▶ _Goal of the exercise_
Search the material for the string "series" and copy each line where it occurs.

▶ _Data entries_
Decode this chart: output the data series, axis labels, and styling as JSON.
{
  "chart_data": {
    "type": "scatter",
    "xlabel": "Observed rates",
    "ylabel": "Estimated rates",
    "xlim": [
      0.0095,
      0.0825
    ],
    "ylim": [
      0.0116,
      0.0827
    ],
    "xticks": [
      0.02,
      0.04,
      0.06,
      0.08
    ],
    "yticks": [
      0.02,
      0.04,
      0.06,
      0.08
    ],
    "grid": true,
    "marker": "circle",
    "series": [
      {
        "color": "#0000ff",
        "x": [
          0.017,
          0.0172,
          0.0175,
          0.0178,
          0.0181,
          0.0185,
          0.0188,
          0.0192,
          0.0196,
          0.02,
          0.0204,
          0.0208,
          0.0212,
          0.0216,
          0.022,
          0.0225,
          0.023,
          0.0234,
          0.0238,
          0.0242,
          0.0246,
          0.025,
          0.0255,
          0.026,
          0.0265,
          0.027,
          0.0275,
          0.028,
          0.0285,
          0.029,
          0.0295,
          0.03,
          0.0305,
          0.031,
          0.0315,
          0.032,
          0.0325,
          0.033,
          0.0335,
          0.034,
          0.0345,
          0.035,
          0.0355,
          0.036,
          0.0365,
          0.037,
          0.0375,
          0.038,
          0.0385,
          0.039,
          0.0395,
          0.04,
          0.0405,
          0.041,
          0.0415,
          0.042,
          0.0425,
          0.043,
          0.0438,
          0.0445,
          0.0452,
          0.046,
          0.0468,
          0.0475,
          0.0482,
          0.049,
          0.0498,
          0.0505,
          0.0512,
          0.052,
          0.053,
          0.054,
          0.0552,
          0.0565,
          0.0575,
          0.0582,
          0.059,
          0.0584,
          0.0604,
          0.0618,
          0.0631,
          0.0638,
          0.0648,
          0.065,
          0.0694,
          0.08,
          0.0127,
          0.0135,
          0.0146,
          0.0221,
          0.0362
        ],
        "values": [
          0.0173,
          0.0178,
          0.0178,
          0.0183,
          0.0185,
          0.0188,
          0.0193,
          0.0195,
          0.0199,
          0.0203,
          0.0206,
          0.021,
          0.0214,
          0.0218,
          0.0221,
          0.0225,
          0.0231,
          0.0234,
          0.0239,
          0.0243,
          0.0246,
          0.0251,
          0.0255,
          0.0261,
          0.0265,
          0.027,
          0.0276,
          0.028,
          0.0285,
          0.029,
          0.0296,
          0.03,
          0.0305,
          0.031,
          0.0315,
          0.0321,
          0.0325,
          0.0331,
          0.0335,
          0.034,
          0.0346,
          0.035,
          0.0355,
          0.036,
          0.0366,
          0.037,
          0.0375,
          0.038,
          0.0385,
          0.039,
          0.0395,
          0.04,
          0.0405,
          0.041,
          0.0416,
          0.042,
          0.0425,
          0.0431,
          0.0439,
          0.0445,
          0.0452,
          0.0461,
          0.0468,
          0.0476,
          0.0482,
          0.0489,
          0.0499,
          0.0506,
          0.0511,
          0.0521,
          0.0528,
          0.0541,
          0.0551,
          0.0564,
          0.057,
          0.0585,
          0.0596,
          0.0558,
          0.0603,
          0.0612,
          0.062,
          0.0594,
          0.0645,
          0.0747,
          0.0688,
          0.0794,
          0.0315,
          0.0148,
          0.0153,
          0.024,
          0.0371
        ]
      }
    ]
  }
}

▶ _The answer_
Decode this chart: output the data series, axis labels, and styling as JSON.
    "series": [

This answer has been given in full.